Stated problem: Every line of the data that contains the string "spread" must be copied.

[Records that describe figures]

## Begin

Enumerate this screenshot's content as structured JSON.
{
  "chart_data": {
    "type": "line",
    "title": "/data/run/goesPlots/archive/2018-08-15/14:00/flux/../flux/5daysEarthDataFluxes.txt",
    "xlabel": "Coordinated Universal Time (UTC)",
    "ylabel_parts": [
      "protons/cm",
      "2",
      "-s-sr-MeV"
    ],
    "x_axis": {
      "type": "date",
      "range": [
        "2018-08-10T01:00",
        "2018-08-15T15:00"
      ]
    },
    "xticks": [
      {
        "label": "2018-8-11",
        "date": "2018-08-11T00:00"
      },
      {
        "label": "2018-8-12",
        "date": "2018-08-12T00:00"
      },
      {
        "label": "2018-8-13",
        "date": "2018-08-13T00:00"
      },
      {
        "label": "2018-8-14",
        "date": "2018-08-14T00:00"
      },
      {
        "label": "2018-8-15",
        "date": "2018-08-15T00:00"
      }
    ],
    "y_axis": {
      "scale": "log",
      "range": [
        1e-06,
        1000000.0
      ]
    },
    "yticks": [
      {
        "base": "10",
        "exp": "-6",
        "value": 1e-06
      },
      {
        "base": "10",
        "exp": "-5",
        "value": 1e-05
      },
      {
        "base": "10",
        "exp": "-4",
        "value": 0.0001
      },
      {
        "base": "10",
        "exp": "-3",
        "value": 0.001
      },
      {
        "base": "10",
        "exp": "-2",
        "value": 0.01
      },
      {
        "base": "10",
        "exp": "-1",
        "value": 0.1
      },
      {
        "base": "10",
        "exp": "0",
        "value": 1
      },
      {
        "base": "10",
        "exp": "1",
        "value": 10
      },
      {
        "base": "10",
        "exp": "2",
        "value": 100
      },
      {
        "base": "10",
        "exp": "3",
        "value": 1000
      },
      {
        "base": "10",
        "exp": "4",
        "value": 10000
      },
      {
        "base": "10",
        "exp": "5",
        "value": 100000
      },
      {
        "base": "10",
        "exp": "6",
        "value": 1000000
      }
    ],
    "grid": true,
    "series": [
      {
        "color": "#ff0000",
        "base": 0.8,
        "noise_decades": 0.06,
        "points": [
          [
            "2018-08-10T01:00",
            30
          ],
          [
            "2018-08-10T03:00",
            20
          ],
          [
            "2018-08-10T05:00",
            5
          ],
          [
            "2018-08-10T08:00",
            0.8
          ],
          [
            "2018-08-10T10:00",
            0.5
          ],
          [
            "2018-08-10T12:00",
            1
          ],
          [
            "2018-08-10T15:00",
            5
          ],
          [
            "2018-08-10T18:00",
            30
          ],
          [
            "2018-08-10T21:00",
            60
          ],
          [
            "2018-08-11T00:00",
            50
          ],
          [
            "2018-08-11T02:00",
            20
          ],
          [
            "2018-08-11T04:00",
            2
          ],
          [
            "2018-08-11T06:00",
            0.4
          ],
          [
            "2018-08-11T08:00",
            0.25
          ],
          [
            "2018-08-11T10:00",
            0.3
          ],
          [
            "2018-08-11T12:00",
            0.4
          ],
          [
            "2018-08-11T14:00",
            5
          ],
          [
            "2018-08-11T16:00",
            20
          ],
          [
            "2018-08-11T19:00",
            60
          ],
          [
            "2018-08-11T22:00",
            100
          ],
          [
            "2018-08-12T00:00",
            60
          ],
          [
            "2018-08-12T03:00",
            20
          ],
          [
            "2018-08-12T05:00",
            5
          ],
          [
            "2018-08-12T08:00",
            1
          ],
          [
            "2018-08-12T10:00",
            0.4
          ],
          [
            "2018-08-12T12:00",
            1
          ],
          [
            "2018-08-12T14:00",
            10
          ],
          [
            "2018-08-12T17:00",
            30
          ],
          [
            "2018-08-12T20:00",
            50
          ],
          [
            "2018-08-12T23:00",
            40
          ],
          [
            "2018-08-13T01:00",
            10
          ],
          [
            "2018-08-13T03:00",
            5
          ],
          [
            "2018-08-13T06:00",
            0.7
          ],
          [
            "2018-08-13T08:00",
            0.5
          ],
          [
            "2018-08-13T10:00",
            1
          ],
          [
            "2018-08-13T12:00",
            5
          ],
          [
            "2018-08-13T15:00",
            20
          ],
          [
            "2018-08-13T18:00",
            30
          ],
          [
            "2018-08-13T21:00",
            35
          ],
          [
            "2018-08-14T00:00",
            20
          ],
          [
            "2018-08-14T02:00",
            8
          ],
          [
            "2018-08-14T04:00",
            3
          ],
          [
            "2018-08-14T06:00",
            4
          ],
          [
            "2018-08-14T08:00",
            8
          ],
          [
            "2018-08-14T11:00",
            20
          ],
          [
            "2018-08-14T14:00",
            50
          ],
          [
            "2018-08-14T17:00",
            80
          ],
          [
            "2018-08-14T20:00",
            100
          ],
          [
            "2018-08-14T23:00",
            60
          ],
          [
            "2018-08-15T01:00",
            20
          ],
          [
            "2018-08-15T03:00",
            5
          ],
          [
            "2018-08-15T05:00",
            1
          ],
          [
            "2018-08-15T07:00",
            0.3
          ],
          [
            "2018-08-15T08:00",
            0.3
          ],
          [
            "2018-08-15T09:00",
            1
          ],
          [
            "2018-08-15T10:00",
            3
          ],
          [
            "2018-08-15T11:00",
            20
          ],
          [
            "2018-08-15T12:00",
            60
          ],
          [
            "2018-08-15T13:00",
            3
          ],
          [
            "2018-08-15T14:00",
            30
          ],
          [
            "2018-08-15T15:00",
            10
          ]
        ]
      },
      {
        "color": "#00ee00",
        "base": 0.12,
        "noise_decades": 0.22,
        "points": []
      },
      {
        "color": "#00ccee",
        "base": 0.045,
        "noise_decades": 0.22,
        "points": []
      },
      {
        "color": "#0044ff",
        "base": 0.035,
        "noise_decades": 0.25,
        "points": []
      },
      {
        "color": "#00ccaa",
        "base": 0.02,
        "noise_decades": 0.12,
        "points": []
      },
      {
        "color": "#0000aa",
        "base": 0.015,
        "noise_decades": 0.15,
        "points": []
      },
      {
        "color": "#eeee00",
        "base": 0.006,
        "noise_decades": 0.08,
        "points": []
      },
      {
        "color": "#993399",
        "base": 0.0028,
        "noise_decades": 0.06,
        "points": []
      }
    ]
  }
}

## End
## Begin

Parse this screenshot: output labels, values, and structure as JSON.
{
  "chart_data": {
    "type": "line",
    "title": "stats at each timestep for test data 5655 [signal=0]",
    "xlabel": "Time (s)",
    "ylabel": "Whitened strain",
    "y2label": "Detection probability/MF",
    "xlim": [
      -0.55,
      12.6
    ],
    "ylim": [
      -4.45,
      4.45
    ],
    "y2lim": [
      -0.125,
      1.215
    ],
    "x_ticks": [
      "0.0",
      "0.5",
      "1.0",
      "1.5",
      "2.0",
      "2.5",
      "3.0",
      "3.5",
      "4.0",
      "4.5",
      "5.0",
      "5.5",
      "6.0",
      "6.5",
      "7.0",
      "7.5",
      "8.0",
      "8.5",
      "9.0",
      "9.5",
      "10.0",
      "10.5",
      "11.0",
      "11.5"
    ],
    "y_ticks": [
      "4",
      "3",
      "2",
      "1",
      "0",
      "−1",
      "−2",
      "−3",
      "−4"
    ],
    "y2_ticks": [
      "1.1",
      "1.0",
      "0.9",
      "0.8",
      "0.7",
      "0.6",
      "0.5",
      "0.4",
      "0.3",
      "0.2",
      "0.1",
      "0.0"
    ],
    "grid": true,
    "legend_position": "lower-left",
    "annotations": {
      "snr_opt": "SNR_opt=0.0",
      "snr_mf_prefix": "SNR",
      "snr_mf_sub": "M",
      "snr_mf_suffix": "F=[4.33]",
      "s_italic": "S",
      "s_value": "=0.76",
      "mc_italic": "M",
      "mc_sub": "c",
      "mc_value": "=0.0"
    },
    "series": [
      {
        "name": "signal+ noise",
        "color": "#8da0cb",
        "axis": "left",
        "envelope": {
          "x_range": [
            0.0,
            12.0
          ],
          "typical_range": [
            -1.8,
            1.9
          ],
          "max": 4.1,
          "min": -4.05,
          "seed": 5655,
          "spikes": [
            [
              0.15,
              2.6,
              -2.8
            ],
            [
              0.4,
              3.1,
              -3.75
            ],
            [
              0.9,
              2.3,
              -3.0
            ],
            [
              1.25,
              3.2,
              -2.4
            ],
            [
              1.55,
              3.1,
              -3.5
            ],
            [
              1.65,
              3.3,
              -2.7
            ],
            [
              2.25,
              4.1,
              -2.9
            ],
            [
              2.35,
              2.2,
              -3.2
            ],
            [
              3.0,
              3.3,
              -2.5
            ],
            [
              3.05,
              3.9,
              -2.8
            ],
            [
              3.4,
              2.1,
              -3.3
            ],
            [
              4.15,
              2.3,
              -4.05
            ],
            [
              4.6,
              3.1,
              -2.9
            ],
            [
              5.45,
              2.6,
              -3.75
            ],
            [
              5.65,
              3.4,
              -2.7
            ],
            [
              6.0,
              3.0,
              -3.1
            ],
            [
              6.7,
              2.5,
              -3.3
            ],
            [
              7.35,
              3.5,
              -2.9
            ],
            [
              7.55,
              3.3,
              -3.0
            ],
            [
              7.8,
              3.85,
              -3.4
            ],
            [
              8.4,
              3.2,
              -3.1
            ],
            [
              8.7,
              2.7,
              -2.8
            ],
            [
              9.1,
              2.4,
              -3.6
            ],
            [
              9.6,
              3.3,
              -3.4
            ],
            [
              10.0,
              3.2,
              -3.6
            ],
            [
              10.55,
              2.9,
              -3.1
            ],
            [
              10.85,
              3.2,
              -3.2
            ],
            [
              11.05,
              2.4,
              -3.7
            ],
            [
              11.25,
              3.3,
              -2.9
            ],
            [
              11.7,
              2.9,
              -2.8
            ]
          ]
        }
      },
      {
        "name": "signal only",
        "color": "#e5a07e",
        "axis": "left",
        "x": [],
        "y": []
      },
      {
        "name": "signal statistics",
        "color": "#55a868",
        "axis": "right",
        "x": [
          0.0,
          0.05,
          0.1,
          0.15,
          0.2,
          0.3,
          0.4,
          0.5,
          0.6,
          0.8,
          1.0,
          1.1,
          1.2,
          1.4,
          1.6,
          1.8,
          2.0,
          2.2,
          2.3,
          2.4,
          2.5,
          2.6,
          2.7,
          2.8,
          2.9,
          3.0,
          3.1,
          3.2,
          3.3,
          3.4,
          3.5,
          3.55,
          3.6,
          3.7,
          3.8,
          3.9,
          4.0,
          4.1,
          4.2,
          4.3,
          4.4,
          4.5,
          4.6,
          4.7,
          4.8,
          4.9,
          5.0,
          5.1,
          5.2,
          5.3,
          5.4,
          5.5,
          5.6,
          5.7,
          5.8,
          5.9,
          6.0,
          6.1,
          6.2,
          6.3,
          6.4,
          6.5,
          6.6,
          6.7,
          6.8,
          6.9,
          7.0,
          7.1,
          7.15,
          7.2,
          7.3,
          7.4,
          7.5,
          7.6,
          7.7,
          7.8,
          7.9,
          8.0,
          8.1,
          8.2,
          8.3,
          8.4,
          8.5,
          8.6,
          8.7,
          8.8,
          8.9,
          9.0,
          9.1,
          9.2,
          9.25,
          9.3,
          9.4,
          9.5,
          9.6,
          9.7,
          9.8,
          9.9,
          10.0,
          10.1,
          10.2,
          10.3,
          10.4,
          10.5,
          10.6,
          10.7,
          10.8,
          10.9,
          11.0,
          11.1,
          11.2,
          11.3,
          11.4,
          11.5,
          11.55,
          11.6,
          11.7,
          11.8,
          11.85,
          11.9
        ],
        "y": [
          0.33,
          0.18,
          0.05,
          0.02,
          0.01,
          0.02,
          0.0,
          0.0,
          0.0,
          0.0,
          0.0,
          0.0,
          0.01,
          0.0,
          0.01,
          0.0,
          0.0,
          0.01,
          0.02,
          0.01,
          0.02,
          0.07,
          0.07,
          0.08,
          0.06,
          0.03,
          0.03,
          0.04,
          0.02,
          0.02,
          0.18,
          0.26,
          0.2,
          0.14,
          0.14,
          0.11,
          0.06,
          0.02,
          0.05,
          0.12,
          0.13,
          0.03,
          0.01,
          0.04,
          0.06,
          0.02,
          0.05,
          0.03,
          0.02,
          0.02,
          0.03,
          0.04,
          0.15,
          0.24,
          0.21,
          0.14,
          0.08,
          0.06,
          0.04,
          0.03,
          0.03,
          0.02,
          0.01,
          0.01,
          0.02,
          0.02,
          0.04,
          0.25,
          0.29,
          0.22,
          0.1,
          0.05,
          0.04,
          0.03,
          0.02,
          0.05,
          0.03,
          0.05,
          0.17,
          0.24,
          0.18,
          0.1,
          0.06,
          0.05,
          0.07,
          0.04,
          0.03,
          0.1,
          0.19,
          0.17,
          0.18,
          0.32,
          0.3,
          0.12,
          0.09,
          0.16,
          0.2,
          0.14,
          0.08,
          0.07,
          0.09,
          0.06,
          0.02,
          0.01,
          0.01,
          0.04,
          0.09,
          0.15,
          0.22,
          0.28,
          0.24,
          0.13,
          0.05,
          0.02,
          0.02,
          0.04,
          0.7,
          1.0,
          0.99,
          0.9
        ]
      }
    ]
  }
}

## End
## Begin

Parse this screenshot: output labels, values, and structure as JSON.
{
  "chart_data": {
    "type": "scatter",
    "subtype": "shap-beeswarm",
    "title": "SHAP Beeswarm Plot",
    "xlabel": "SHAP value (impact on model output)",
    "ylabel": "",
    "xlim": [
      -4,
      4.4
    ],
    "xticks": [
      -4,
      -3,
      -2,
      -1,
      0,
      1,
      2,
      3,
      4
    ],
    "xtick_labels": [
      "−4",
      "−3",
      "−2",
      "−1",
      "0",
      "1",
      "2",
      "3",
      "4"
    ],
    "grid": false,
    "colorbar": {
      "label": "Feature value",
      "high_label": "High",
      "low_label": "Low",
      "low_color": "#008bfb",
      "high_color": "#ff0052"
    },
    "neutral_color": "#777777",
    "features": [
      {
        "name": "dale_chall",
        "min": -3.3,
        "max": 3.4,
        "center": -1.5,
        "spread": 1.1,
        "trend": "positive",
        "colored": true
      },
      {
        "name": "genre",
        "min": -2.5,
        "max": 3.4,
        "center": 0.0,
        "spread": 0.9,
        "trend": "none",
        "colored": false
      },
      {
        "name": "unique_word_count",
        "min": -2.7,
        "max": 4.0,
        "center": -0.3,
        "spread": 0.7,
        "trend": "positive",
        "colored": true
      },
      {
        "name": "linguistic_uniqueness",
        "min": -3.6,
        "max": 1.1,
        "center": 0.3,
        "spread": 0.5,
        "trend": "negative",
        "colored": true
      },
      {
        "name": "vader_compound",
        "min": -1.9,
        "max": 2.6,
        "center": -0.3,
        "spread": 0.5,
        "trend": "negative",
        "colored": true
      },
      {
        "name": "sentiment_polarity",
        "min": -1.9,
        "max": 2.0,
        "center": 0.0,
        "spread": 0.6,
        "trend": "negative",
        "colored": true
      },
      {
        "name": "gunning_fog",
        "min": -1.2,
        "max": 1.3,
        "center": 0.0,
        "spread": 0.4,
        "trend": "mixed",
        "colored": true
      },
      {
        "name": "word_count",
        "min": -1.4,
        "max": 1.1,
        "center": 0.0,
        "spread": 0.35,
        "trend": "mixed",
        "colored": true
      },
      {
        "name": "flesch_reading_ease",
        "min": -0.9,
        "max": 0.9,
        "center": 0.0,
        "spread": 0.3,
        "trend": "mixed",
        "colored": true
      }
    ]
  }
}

## End

Solution for this task:
        "spread": 1.1,
        "spread": 0.9,
        "spread": 0.7,
        "spread": 0.5,
        "spread": 0.5,
        "spread": 0.6,
        "spread": 0.4,
        "spread": 0.35,
        "spread": 0.3,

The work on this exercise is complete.